Short exercise
Word for word, transcribe the lines below and drop the pictures.

BEGIN Data for the task

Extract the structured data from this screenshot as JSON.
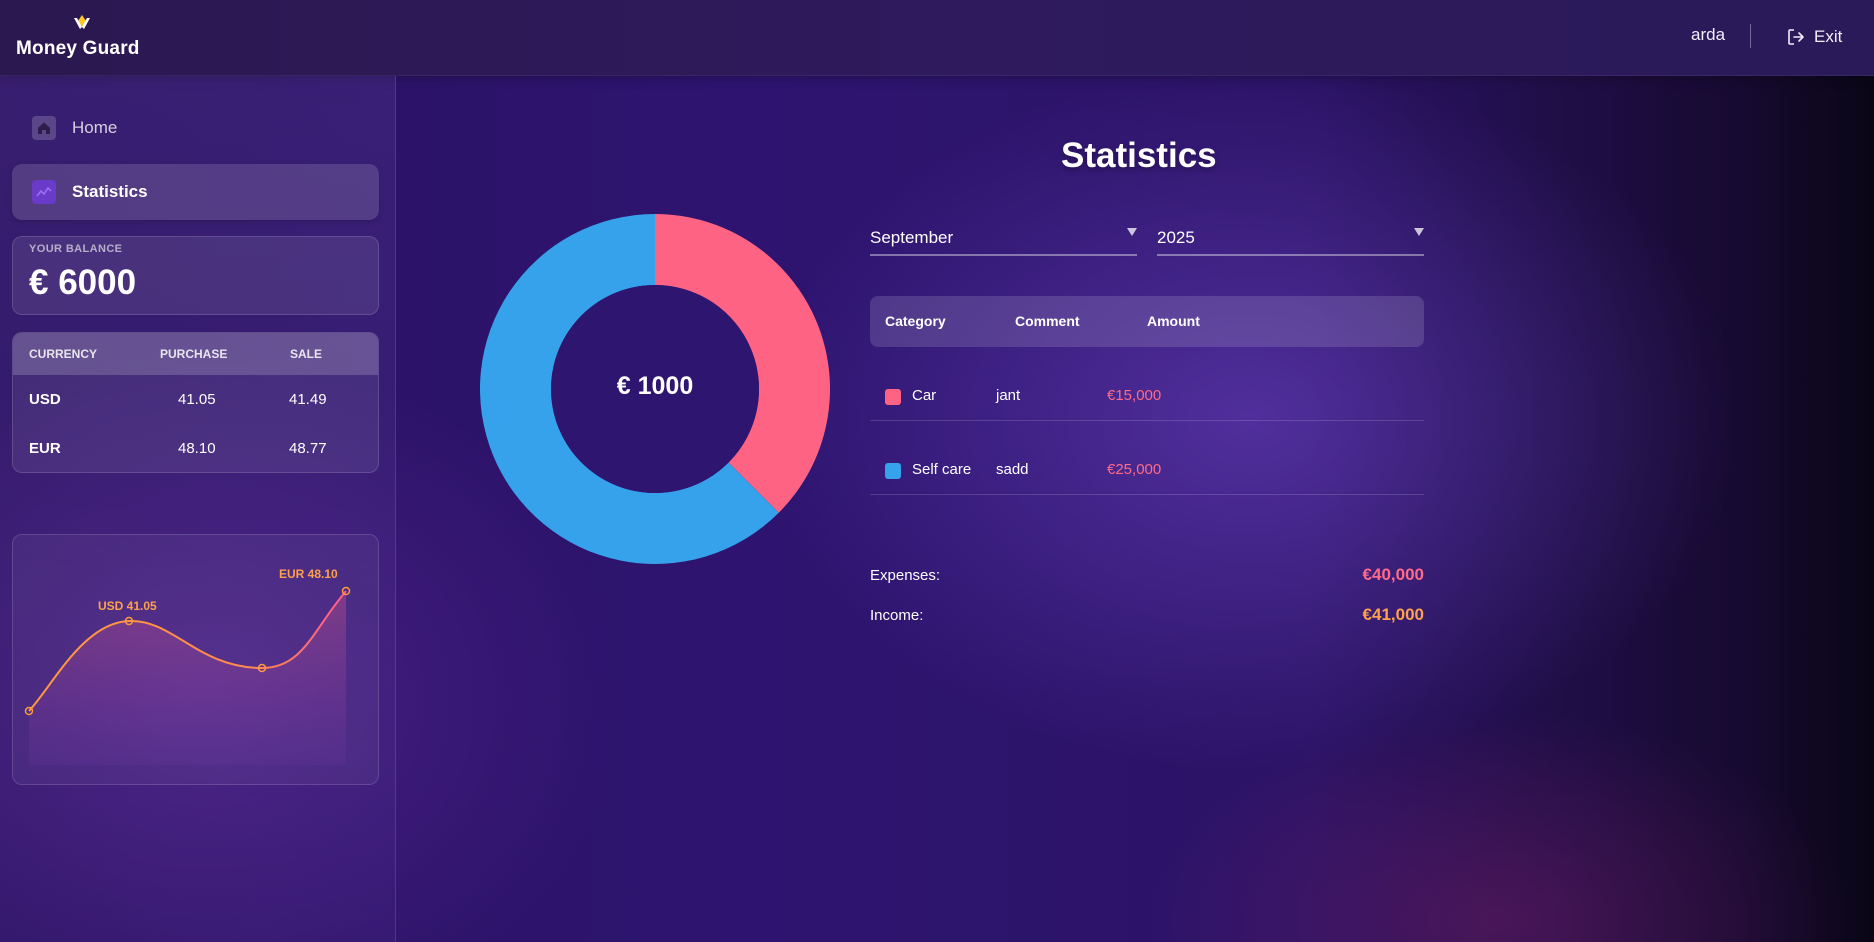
{
  "header": {
    "logo_text": "Money Guard",
    "username": "arda",
    "exit_label": "Exit"
  },
  "sidebar": {
    "items": [
      {
        "label": "Home",
        "icon": "home-icon",
        "active": false
      },
      {
        "label": "Statistics",
        "icon": "statistics-icon",
        "active": true
      }
    ],
    "balance": {
      "label": "YOUR BALANCE",
      "value": "€ 6000"
    },
    "currency": {
      "headers": [
        "CURRENCY",
        "PURCHASE",
        "SALE"
      ],
      "rows": [
        {
          "code": "USD",
          "purchase": "41.05",
          "sale": "41.49"
        },
        {
          "code": "EUR",
          "purchase": "48.10",
          "sale": "48.77"
        }
      ]
    },
    "mini_chart": {
      "labels": {
        "usd": "USD 41.05",
        "eur": "EUR 48.10"
      },
      "line_color": "#ff9a3c",
      "accent_color": "#ff6b88"
    }
  },
  "main": {
    "title": "Statistics",
    "donut_center": "€ 1000",
    "month": "September",
    "year": "2025",
    "table": {
      "headers": [
        "Category",
        "Comment",
        "Amount"
      ],
      "rows": [
        {
          "category": "Car",
          "comment": "jant",
          "amount": "€15,000",
          "color": "#ff6384"
        },
        {
          "category": "Self care",
          "comment": "sadd",
          "amount": "€25,000",
          "color": "#36a2eb"
        }
      ]
    },
    "totals": {
      "expenses_label": "Expenses:",
      "expenses_value": "€40,000",
      "income_label": "Income:",
      "income_value": "€41,000"
    }
  },
  "chart_data": {
    "type": "pie",
    "categories": [
      "Car",
      "Self care"
    ],
    "values": [
      15000,
      25000
    ],
    "colors": [
      "#ff6384",
      "#36a2eb"
    ],
    "center_label": "€ 1000"
  },
  "colors": {
    "expense": "#ff6b88",
    "income": "#ffa14a",
    "active_nav": "#6a3ac8"
  }
}
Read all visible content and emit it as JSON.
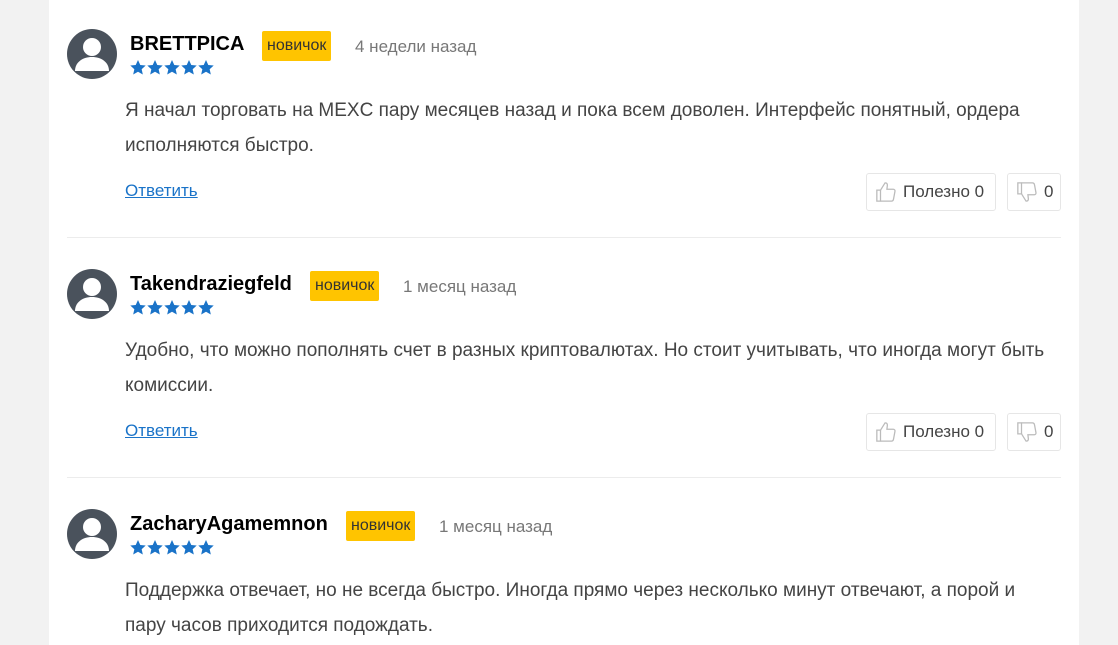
{
  "reviews": [
    {
      "author": "BRETTPICA",
      "badge": "новичок",
      "time": "4 недели назад",
      "rating": 5,
      "text": "Я начал торговать на MEXC пару месяцев назад и пока всем доволен. Интерфейс понятный, ордера исполняются быстро.",
      "reply_label": "Ответить",
      "useful_label": "Полезно 0",
      "dislike_count": "0"
    },
    {
      "author": "Takendraziegfeld",
      "badge": "новичок",
      "time": "1 месяц назад",
      "rating": 5,
      "text": "Удобно, что можно пополнять счет в разных криптовалютах. Но стоит учитывать, что иногда могут быть комиссии.",
      "reply_label": "Ответить",
      "useful_label": "Полезно 0",
      "dislike_count": "0"
    },
    {
      "author": "ZacharyAgamemnon",
      "badge": "новичок",
      "time": "1 месяц назад",
      "rating": 5,
      "text": "Поддержка отвечает, но не всегда быстро. Иногда прямо через несколько минут отвечают, а порой и пару часов приходится подождать.",
      "reply_label": "Ответить",
      "useful_label": "Полезно 0",
      "dislike_count": "0"
    }
  ],
  "colors": {
    "badge": "#ffc400",
    "star": "#1a73c8",
    "link": "#1a73c8",
    "avatar": "#4a525c"
  },
  "icons": {
    "avatar": "user-avatar-icon",
    "star": "star-icon",
    "like": "thumbs-up-icon",
    "dislike": "thumbs-down-icon"
  }
}
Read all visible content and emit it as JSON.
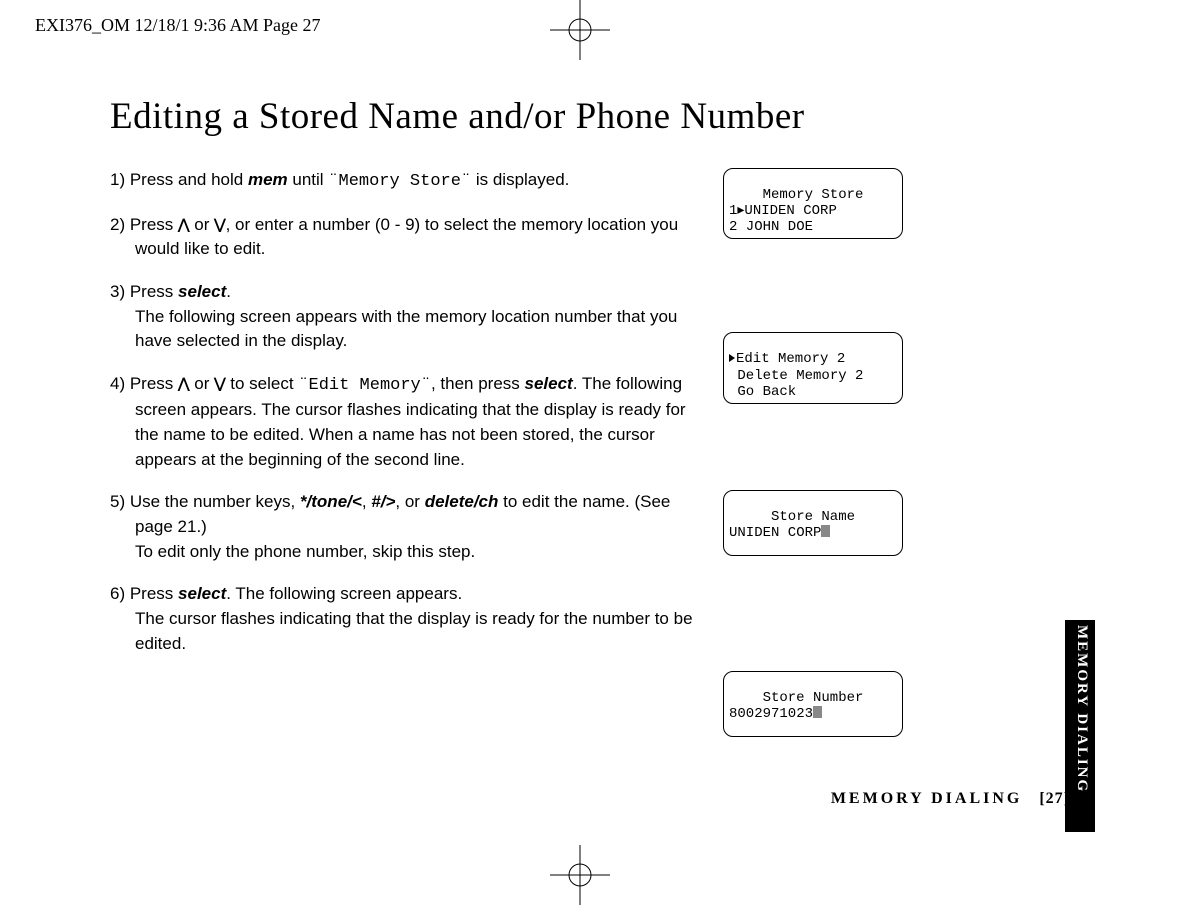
{
  "meta": {
    "header": "EXI376_OM  12/18/1 9:36 AM  Page 27"
  },
  "title": "Editing a Stored Name and/or Phone Number",
  "steps": {
    "s1_a": "1) Press and hold ",
    "s1_mem": "mem",
    "s1_b": " until ",
    "s1_lcd": "¨Memory Store¨",
    "s1_c": " is displayed.",
    "s2_a": "2) Press ",
    "s2_b": " or ",
    "s2_c": ", or enter a number (0 - 9) to select the memory location you would like to edit.",
    "s3_a": "3) Press ",
    "s3_sel": "select",
    "s3_b": ".",
    "s3_c": "The following screen appears with the memory location number that you have selected in the display.",
    "s4_a": "4) Press ",
    "s4_b": " or ",
    "s4_c": " to select ",
    "s4_lcd": "¨Edit Memory¨",
    "s4_d": ", then press ",
    "s4_sel": "select",
    "s4_e": ". The following screen appears. The cursor flashes indicating that the display is ready for the name to be edited. When a name has not been stored, the cursor appears at the beginning of the second line.",
    "s5_a": "5) Use the number keys, ",
    "s5_k1": "*/tone/",
    "s5_lt": "<",
    "s5_comma": ", ",
    "s5_k2": "#/",
    "s5_gt": ">",
    "s5_b": ", or ",
    "s5_k3": "delete/ch",
    "s5_c": " to edit the name. (See page 21.)",
    "s5_d": "To edit only the phone number, skip this step.",
    "s6_a": "6) Press ",
    "s6_sel": "select",
    "s6_b": ". The following screen appears.",
    "s6_c": "The cursor flashes indicating that the display is ready for the number to be edited."
  },
  "lcds": {
    "l1": {
      "title": "Memory Store",
      "line1": "1▸UNIDEN CORP",
      "line2": "2 JOHN DOE"
    },
    "l2": {
      "line1": "Edit Memory 2",
      "line2": " Delete Memory 2",
      "line3": " Go Back"
    },
    "l3": {
      "title": "Store Name",
      "line1": "UNIDEN CORP"
    },
    "l4": {
      "title": "Store Number",
      "line1": "8002971023"
    }
  },
  "footer": {
    "section": "MEMORY DIALING",
    "page_open": "[",
    "page_num": "27",
    "page_close": "]"
  },
  "side_tab": "MEMORY DIALING"
}
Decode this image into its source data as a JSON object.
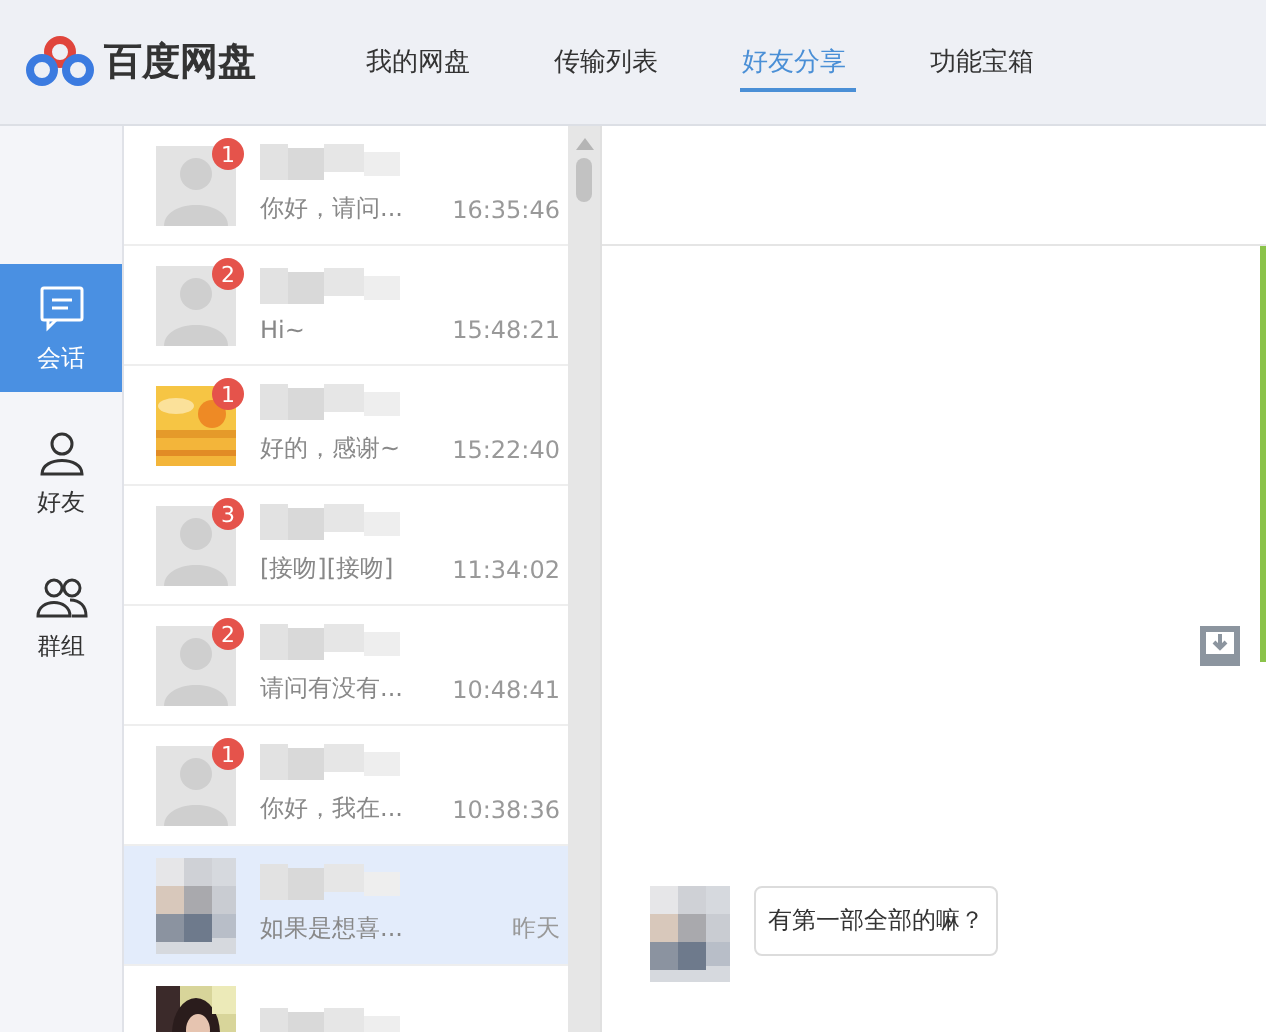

END Data for the task

Exercise answer
Extract the structured data from this screenshot as JSON.
{
  "header": {
    "logo_text": "Money Guard",
    "username": "arda",
    "exit_label": "Exit"
  },
  "sidebar": {
    "items": [
      {
        "label": "Home",
        "icon": "home-icon",
        "active": false
      },
      {
        "label": "Statistics",
        "icon": "statistics-icon",
        "active": true
      }
    ],
    "balance": {
      "label": "YOUR BALANCE",
      "value": "€ 6000"
    },
    "currency": {
      "headers": [
        "CURRENCY",
        "PURCHASE",
        "SALE"
      ],
      "rows": [
        {
          "code": "USD",
          "purchase": "41.05",
          "sale": "41.49"
        },
        {
          "code": "EUR",
          "purchase": "48.10",
          "sale": "48.77"
        }
      ]
    },
    "mini_chart": {
      "labels": {
        "usd": "USD 41.05",
        "eur": "EUR 48.10"
      },
      "line_color": "#ff9a3c",
      "accent_color": "#ff6b88"
    }
  },
  "main": {
    "title": "Statistics",
    "donut_center": "€ 1000",
    "month": "September",
    "year": "2025",
    "table": {
      "headers": [
        "Category",
        "Comment",
        "Amount"
      ],
      "rows": [
        {
          "category": "Car",
          "comment": "jant",
          "amount": "€15,000",
          "color": "#ff6384"
        },
        {
          "category": "Self care",
          "comment": "sadd",
          "amount": "€25,000",
          "color": "#36a2eb"
        }
      ]
    },
    "totals": {
      "expenses_label": "Expenses:",
      "expenses_value": "€40,000",
      "income_label": "Income:",
      "income_value": "€41,000"
    }
  },
  "chart_data": {
    "type": "pie",
    "categories": [
      "Car",
      "Self care"
    ],
    "values": [
      15000,
      25000
    ],
    "colors": [
      "#ff6384",
      "#36a2eb"
    ],
    "center_label": "€ 1000"
  },
  "colors": {
    "expense": "#ff6b88",
    "income": "#ffa14a",
    "active_nav": "#6a3ac8"
  }
}
Read all visible content and emit it as JSON.
{
  "reviews": [
    {
      "author": "BRETTPICA",
      "badge": "новичок",
      "time": "4 недели назад",
      "rating": 5,
      "text": "Я начал торговать на MEXC пару месяцев назад и пока всем доволен. Интерфейс понятный, ордера исполняются быстро.",
      "reply_label": "Ответить",
      "useful_label": "Полезно 0",
      "dislike_count": "0"
    },
    {
      "author": "Takendraziegfeld",
      "badge": "новичок",
      "time": "1 месяц назад",
      "rating": 5,
      "text": "Удобно, что можно пополнять счет в разных криптовалютах. Но стоит учитывать, что иногда могут быть комиссии.",
      "reply_label": "Ответить",
      "useful_label": "Полезно 0",
      "dislike_count": "0"
    },
    {
      "author": "ZacharyAgamemnon",
      "badge": "новичок",
      "time": "1 месяц назад",
      "rating": 5,
      "text": "Поддержка отвечает, но не всегда быстро. Иногда прямо через несколько минут отвечают, а порой и пару часов приходится подождать.",
      "reply_label": "Ответить",
      "useful_label": "Полезно 0",
      "dislike_count": "0"
    }
  ],
  "colors": {
    "badge": "#ffc400",
    "star": "#1a73c8",
    "link": "#1a73c8",
    "avatar": "#4a525c"
  },
  "icons": {
    "avatar": "user-avatar-icon",
    "star": "star-icon",
    "like": "thumbs-up-icon",
    "dislike": "thumbs-down-icon"
  }
}
Read all visible content and emit it as JSON.
{
  "meta": {
    "header": "EXI376_OM  12/18/1 9:36 AM  Page 27"
  },
  "title": "Editing a Stored Name and/or Phone Number",
  "steps": {
    "s1_a": "1) Press and hold ",
    "s1_mem": "mem",
    "s1_b": " until ",
    "s1_lcd": "¨Memory Store¨",
    "s1_c": " is displayed.",
    "s2_a": "2) Press ",
    "s2_b": " or ",
    "s2_c": ", or enter a number (0 - 9) to select the memory location you would like to edit.",
    "s3_a": "3) Press ",
    "s3_sel": "select",
    "s3_b": ".",
    "s3_c": "The following screen appears with the memory location number that you have selected in the display.",
    "s4_a": "4) Press ",
    "s4_b": " or ",
    "s4_c": " to select ",
    "s4_lcd": "¨Edit Memory¨",
    "s4_d": ", then press ",
    "s4_sel": "select",
    "s4_e": ". The following screen appears. The cursor flashes indicating that the display is ready for the name to be edited. When a name has not been stored, the cursor appears at the beginning of the second line.",
    "s5_a": "5) Use the number keys, ",
    "s5_k1": "*/tone/",
    "s5_lt": "<",
    "s5_comma": ", ",
    "s5_k2": "#/",
    "s5_gt": ">",
    "s5_b": ", or ",
    "s5_k3": "delete/ch",
    "s5_c": " to edit the name. (See page 21.)",
    "s5_d": "To edit only the phone number, skip this step.",
    "s6_a": "6) Press ",
    "s6_sel": "select",
    "s6_b": ". The following screen appears.",
    "s6_c": "The cursor flashes indicating that the display is ready for the number to be edited."
  },
  "lcds": {
    "l1": {
      "title": "Memory Store",
      "line1": "1▸UNIDEN CORP",
      "line2": "2 JOHN DOE"
    },
    "l2": {
      "line1": "Edit Memory 2",
      "line2": " Delete Memory 2",
      "line3": " Go Back"
    },
    "l3": {
      "title": "Store Name",
      "line1": "UNIDEN CORP"
    },
    "l4": {
      "title": "Store Number",
      "line1": "8002971023"
    }
  },
  "footer": {
    "section": "MEMORY DIALING",
    "page_open": "[",
    "page_num": "27",
    "page_close": "]"
  },
  "side_tab": "MEMORY DIALING"
}
Decode this image into its source data as a JSON object.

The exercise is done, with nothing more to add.